§ **GIVEN REQUEST**
Output all lines exactly.

§ **GIVEN RECORDS**
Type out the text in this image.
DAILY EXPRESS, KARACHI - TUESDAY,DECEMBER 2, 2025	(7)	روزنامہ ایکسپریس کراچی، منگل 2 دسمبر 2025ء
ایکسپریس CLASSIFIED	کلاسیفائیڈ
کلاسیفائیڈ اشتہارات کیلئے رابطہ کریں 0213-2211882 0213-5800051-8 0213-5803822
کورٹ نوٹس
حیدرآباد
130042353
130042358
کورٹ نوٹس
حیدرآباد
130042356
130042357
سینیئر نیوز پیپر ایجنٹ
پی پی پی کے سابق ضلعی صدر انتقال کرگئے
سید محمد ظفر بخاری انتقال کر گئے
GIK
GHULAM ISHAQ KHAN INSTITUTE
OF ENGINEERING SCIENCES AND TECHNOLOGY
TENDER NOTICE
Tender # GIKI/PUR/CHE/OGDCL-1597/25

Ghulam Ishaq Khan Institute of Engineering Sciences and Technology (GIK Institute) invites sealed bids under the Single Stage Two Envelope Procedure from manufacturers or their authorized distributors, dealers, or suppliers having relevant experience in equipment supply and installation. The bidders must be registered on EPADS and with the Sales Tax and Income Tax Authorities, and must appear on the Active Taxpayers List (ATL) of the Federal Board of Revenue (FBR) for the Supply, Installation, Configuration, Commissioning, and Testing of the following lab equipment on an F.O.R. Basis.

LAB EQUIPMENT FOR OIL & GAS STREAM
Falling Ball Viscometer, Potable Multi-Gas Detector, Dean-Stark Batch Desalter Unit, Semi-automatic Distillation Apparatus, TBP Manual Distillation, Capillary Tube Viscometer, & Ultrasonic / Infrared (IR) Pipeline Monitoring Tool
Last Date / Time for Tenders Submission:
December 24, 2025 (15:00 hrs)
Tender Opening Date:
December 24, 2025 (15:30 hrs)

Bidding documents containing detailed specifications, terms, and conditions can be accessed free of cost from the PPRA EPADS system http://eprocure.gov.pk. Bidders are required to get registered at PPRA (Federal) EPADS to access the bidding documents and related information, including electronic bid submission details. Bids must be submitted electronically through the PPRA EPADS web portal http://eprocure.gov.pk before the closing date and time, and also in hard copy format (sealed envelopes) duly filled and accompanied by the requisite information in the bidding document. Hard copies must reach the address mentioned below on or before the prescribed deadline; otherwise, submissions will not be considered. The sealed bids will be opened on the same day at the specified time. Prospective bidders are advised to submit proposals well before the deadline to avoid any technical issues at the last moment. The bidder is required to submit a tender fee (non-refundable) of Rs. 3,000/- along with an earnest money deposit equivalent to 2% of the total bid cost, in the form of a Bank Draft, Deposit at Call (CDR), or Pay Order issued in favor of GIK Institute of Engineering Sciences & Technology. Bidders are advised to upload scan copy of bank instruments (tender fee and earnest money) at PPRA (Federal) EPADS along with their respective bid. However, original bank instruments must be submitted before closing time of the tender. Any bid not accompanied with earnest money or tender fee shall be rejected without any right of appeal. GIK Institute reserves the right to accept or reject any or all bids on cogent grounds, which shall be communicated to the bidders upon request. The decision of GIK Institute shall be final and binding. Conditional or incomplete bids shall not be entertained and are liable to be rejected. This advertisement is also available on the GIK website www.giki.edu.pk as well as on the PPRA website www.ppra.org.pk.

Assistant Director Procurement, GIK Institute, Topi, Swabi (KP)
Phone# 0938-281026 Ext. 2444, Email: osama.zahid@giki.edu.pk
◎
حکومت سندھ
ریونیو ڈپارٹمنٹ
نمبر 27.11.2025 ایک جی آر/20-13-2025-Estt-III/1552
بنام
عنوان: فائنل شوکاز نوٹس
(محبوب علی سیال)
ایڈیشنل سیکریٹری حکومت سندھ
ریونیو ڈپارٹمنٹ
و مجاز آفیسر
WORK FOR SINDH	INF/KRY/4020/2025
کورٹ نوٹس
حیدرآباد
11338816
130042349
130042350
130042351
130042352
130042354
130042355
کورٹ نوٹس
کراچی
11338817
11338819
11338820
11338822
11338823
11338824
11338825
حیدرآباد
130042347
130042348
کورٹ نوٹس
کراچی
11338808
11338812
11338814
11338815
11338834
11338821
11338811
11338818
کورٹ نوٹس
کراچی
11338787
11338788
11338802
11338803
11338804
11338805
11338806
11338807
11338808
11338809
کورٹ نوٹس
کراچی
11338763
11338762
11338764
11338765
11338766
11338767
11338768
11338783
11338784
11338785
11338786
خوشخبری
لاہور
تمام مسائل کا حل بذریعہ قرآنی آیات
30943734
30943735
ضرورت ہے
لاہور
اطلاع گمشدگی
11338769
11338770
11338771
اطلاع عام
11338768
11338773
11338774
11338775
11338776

§ **FULL OUTPUT**
Type out the text in this image.
DAILY EXPRESS, KARACHI - TUESDAY,DECEMBER 2, 2025	(7)	روزنامہ ایکسپریس کراچی، منگل 2 دسمبر 2025ء
ایکسپریس CLASSIFIED	کلاسیفائیڈ
کلاسیفائیڈ اشتہارات کیلئے رابطہ کریں 0213-2211882 0213-5800051-8 0213-5803822
کورٹ نوٹس
حیدرآباد
130042353
130042358
کورٹ نوٹس
حیدرآباد
130042356
130042357
سینیئر نیوز پیپر ایجنٹ
پی پی پی کے سابق ضلعی صدر انتقال کرگئے
سید محمد ظفر بخاری انتقال کر گئے
GIK
GHULAM ISHAQ KHAN INSTITUTE
OF ENGINEERING SCIENCES AND TECHNOLOGY
TENDER NOTICE
Tender # GIKI/PUR/CHE/OGDCL-1597/25

Ghulam Ishaq Khan Institute of Engineering Sciences and Technology (GIK Institute) invites sealed bids under the Single Stage Two Envelope Procedure from manufacturers or their authorized distributors, dealers, or suppliers having relevant experience in equipment supply and installation. The bidders must be registered on EPADS and with the Sales Tax and Income Tax Authorities, and must appear on the Active Taxpayers List (ATL) of the Federal Board of Revenue (FBR) for the Supply, Installation, Configuration, Commissioning, and Testing of the following lab equipment on an F.O.R. Basis.

LAB EQUIPMENT FOR OIL & GAS STREAM
Falling Ball Viscometer, Potable Multi-Gas Detector, Dean-Stark Batch Desalter Unit, Semi-automatic Distillation Apparatus, TBP Manual Distillation, Capillary Tube Viscometer, & Ultrasonic / Infrared (IR) Pipeline Monitoring Tool
Last Date / Time for Tenders Submission:
December 24, 2025 (15:00 hrs)
Tender Opening Date:
December 24, 2025 (15:30 hrs)

Bidding documents containing detailed specifications, terms, and conditions can be accessed free of cost from the PPRA EPADS system http://eprocure.gov.pk. Bidders are required to get registered at PPRA (Federal) EPADS to access the bidding documents and related information, including electronic bid submission details. Bids must be submitted electronically through the PPRA EPADS web portal http://eprocure.gov.pk before the closing date and time, and also in hard copy format (sealed envelopes) duly filled and accompanied by the requisite information in the bidding document. Hard copies must reach the address mentioned below on or before the prescribed deadline; otherwise, submissions will not be considered. The sealed bids will be opened on the same day at the specified time. Prospective bidders are advised to submit proposals well before the deadline to avoid any technical issues at the last moment. The bidder is required to submit a tender fee (non-refundable) of Rs. 3,000/- along with an earnest money deposit equivalent to 2% of the total bid cost, in the form of a Bank Draft, Deposit at Call (CDR), or Pay Order issued in favor of GIK Institute of Engineering Sciences & Technology. Bidders are advised to upload scan copy of bank instruments (tender fee and earnest money) at PPRA (Federal) EPADS along with their respective bid. However, original bank instruments must be submitted before closing time of the tender. Any bid not accompanied with earnest money or tender fee shall be rejected without any right of appeal. GIK Institute reserves the right to accept or reject any or all bids on cogent grounds, which shall be communicated to the bidders upon request. The decision of GIK Institute shall be final and binding. Conditional or incomplete bids shall not be entertained and are liable to be rejected. This advertisement is also available on the GIK website www.giki.edu.pk as well as on the PPRA website www.ppra.org.pk.

Assistant Director Procurement, GIK Institute, Topi, Swabi (KP)
Phone# 0938-281026 Ext. 2444, Email: osama.zahid@giki.edu.pk
◎
حکومت سندھ
ریونیو ڈپارٹمنٹ
نمبر 27.11.2025 ایک جی آر/20-13-2025-Estt-III/1552
بنام
عنوان: فائنل شوکاز نوٹس
(محبوب علی سیال)
ایڈیشنل سیکریٹری حکومت سندھ
ریونیو ڈپارٹمنٹ
و مجاز آفیسر
WORK FOR SINDH	INF/KRY/4020/2025
کورٹ نوٹس
حیدرآباد
11338816
130042349
130042350
130042351
130042352
130042354
130042355
کورٹ نوٹس
کراچی
11338817
11338819
11338820
11338822
11338823
11338824
11338825
حیدرآباد
130042347
130042348
کورٹ نوٹس
کراچی
11338808
11338812
11338814
11338815
11338834
11338821
11338811
11338818
کورٹ نوٹس
کراچی
11338787
11338788
11338802
11338803
11338804
11338805
11338806
11338807
11338808
11338809
کورٹ نوٹس
کراچی
11338763
11338762
11338764
11338765
11338766
11338767
11338768
11338783
11338784
11338785
11338786
خوشخبری
لاہور
تمام مسائل کا حل بذریعہ قرآنی آیات
30943734
30943735
ضرورت ہے
لاہور
اطلاع گمشدگی
11338769
11338770
11338771
اطلاع عام
11338768
11338773
11338774
11338775
11338776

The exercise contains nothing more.